Lift every line from the entries that includes the word "used".

───── Excerpted records ─────

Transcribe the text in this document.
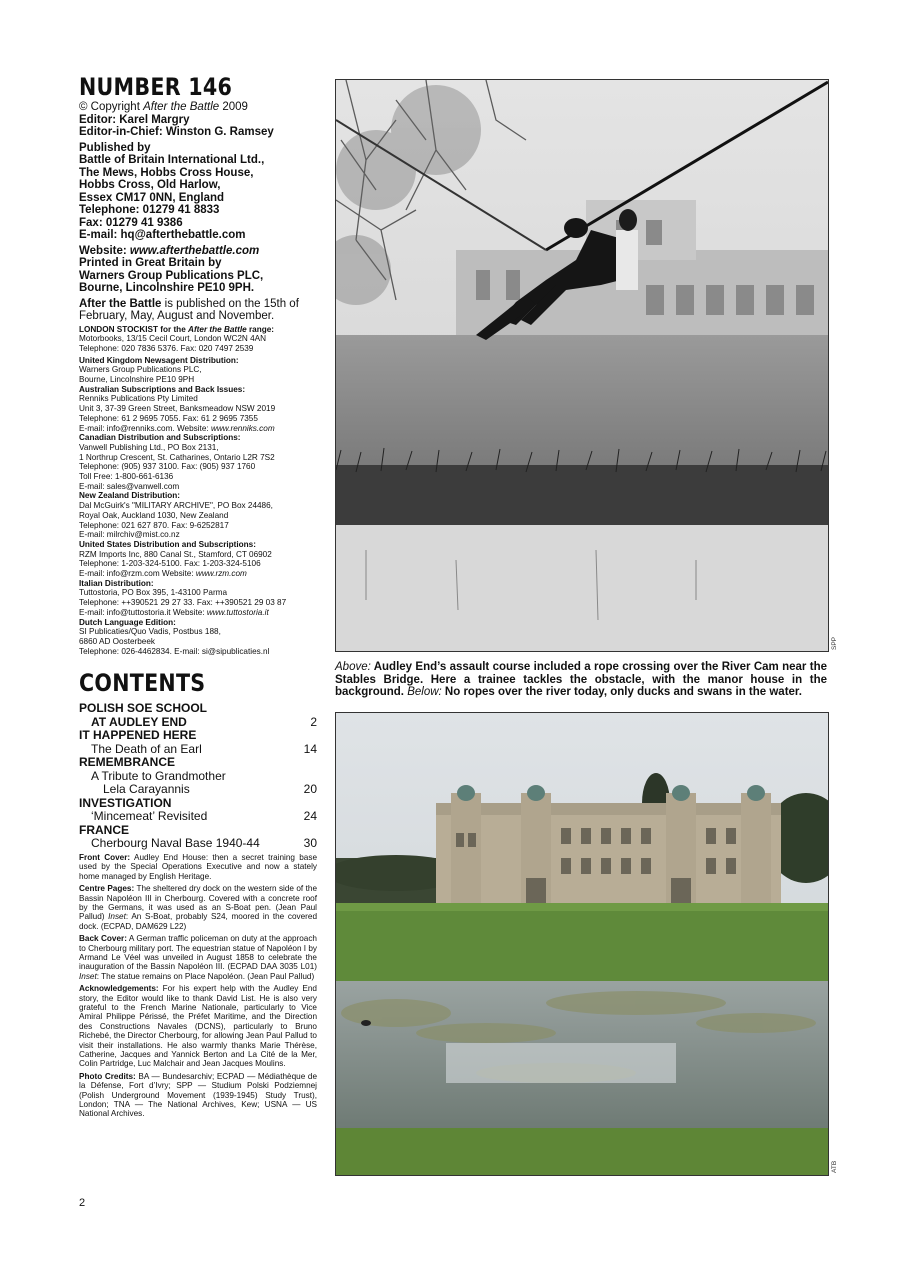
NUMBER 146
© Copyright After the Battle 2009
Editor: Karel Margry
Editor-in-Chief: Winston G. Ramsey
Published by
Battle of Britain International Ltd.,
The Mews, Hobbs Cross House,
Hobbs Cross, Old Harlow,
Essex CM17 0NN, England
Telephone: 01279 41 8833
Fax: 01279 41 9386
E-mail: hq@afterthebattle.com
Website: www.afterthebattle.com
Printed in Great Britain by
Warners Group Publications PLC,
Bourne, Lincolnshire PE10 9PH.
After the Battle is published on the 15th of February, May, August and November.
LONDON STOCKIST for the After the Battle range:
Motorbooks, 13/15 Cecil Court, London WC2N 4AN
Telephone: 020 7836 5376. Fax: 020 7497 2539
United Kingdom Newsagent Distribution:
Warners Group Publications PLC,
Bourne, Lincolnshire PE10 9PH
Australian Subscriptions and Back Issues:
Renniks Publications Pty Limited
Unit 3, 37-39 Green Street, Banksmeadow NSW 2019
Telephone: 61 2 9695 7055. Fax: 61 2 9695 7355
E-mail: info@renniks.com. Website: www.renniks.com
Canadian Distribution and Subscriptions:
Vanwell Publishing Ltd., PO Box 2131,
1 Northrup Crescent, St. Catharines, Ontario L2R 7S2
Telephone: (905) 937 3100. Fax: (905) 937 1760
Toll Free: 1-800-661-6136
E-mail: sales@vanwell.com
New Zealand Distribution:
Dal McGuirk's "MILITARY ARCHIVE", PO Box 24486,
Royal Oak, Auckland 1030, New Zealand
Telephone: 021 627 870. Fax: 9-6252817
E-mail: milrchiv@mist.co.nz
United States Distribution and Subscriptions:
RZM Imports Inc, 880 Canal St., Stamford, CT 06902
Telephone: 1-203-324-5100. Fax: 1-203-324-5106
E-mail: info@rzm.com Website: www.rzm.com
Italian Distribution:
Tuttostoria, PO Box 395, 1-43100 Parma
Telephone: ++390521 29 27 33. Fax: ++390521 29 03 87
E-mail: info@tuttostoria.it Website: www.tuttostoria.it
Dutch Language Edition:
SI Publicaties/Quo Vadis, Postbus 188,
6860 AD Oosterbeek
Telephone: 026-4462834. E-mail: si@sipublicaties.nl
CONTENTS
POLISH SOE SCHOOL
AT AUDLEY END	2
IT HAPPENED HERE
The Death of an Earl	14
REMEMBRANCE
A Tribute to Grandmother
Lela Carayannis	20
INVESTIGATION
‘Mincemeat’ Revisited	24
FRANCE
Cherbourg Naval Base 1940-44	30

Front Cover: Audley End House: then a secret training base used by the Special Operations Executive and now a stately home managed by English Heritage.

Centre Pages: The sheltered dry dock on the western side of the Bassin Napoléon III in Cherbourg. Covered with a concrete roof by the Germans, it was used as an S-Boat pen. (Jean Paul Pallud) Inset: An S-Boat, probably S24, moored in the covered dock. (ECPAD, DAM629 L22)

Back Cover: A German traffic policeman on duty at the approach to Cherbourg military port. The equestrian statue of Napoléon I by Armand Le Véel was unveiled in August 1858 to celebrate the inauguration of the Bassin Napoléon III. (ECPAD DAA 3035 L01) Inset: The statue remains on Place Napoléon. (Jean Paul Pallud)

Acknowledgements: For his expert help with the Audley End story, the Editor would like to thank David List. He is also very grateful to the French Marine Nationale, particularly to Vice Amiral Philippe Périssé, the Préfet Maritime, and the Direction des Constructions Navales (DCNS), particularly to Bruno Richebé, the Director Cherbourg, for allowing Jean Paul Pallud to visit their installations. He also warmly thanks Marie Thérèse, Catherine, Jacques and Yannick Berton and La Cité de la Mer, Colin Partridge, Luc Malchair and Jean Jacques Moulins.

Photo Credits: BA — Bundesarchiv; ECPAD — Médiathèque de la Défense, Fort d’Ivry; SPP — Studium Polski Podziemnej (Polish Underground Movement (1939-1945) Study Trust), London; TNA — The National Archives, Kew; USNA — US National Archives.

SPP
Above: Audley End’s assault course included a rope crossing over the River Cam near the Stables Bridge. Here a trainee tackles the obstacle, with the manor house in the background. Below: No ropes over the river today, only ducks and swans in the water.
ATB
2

─────

● **Response**:
Front Cover: Audley End House: then a secret training base used by the Special Operations Executive and now a stately home managed by English Heritage.
Centre Pages: The sheltered dry dock on the western side of the Bassin Napoléon III in Cherbourg. Covered with a concrete roof by the Germans, it was used as an S-Boat pen. (Jean Paul Pallud) Inset: An S-Boat, probably S24, moored in the covered dock. (ECPAD, DAM629 L22)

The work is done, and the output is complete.